TRAVAIL À RÉALISER:
**A.** Selon l'extrait sur le chauffage des logements, quelle part des consommations énergétiques du parc résidentiel revient au chauffage ?
**B.** Recopiez l'extrait sur le chauffage des logements en commençant à « Comprendre les déterminants » et en terminant à « cette valeur recommandée. ».

===== EXTRAIT

Une baisse de 1°C entraine une baisse de 7% de la consommation…
L’ étude menée par le Service de l’Économie, de l’Évaluation et de l’Intégration du Développement Durable (SEEIDD) du Commissariat Général au Développement Durable (CGDD) intitulée « Les déterminants de la température de chauffage adoptée par les ménages » montre qu’avec 66 % des consommations énergétiques du parc résidentiel, le chauffage est l’usage le plus consommateur d’énergie dans ce secteur et représente donc un levier important pour les économies d’énergie. Pour un logement donné, la température des logements représente une bonne approximation des niveaux de consommations énergétiques, sachant qu’une baisse de 1°C induit une baisse de 7 % de la consommation,
L’étude se porte sur le fait que le secteur du bâtiment soit le premier consommateur d’énergie en France avec plus de 40 % de l’énergie finale nationale consommée, le parc résidentiel, qui représente les deux tiers de l’ensemble des bâtiments du pays, présente un enjeu majeur pour permettre à la France d’atteindre les objectifs ambitieux qu’elle s’est fixés, notamment la réduction de 38 % d’ici 2020 de la consommation énergétique du bâti existant.
Comprendre les déterminants des températures adoptées par les ménages permettrait d’identifier les leviers d’actions pour réduire les consommations énergétiques liées au chauffage. Cela semble d’autant plus pertinent qu’un décret paru en 1979 recommande une température de 19°C dans les logements. Or, les températures dans les logements auraient tendance à être supérieures à cette valeur recommandée.
Cette note présente les travaux économétriques réalisés pour expliquer les températures de chauffage adoptées par les ménages dans leurs logements (chambre, cuisine et séjour) sur la base d’une enquête réalisée par l’Observatoire de la Qualité de l’Air Intérieur (OQAI).

==========
===== INFORMATIONS FOURNIES

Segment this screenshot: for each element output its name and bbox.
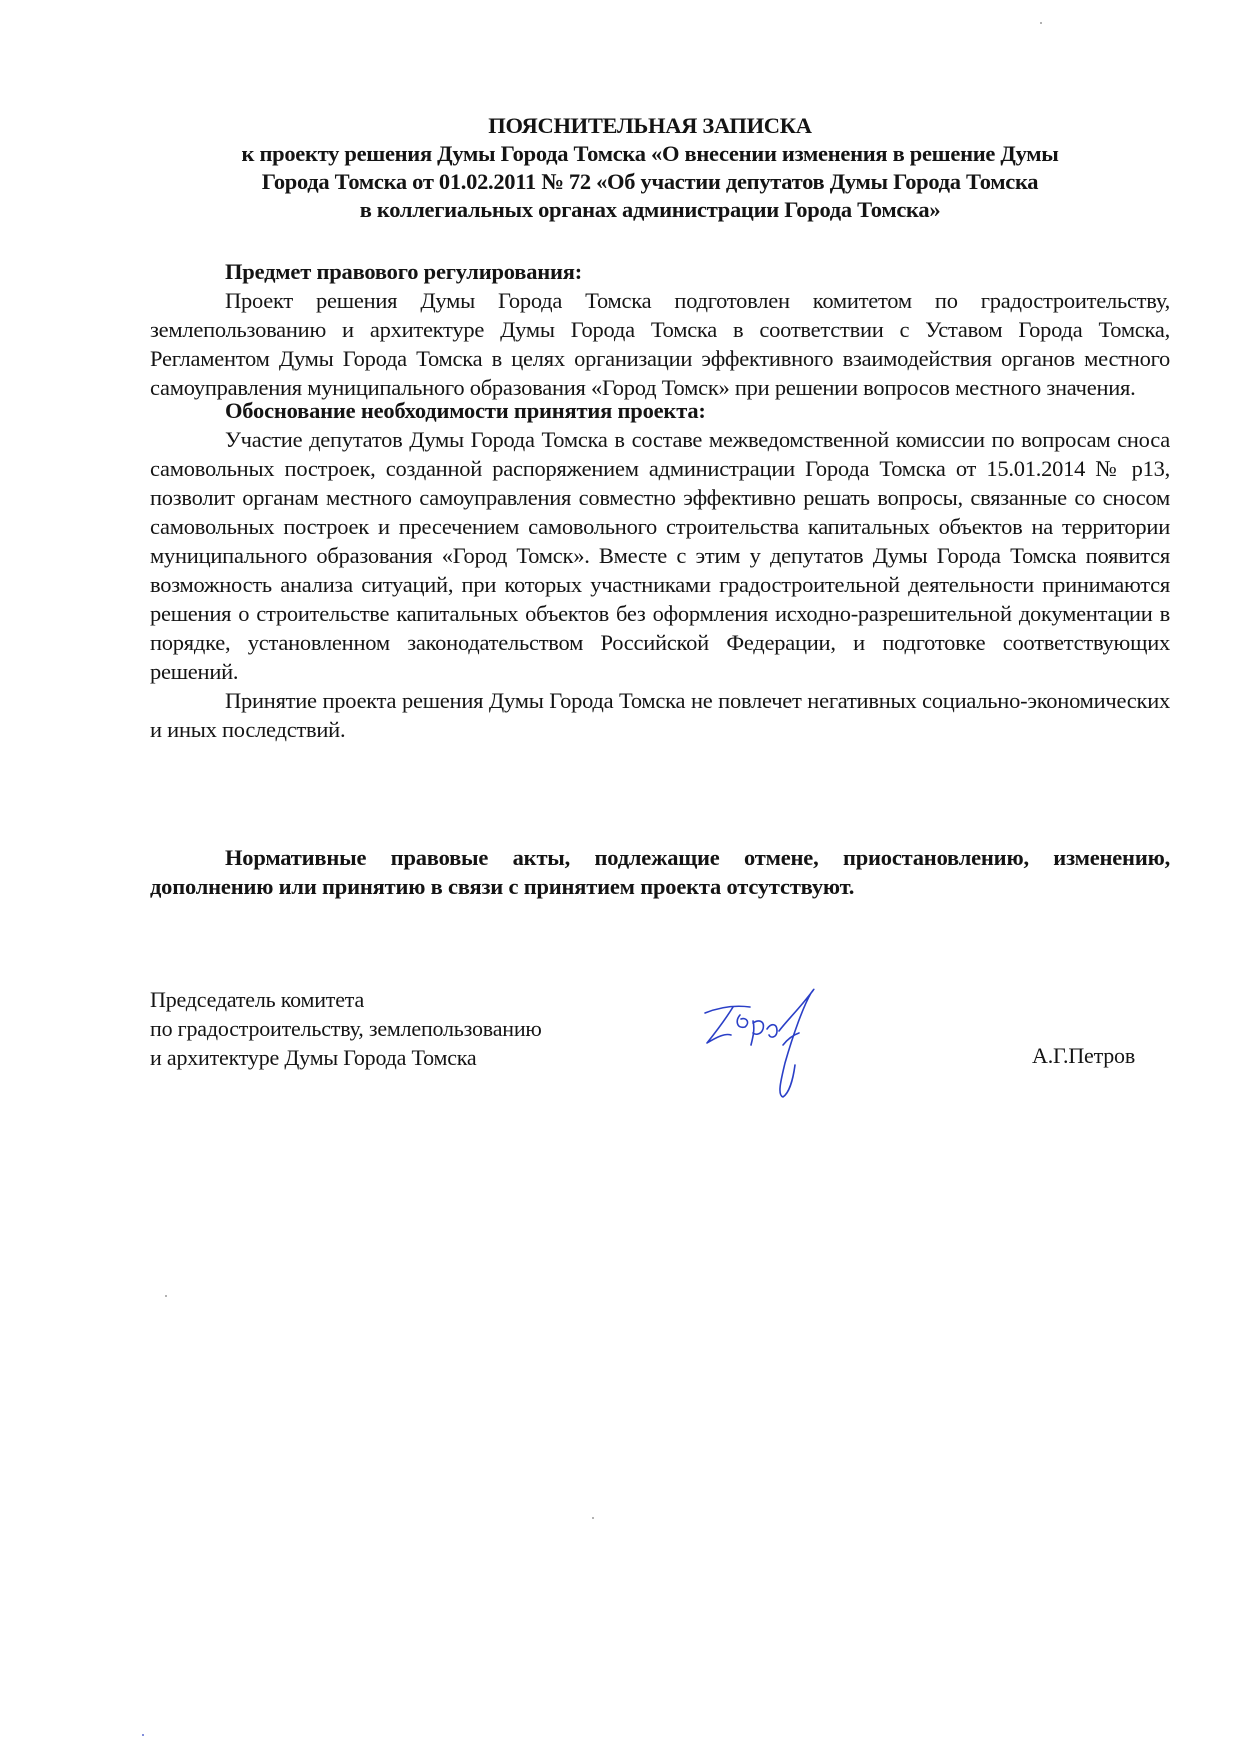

==========

RÉSULTATS OBTENUS:
**A.** 66 %

**B.**
Comprendre les déterminants des températures adoptées par les ménages permettrait d’identifier les leviers d’actions pour réduire les consommations énergétiques liées au chauffage. Cela semble d’autant plus pertinent qu’un décret paru en 1979 recommande une température de 19°C dans les logements. Or, les températures dans les logements auraient tendance à être supérieures à cette valeur recommandée.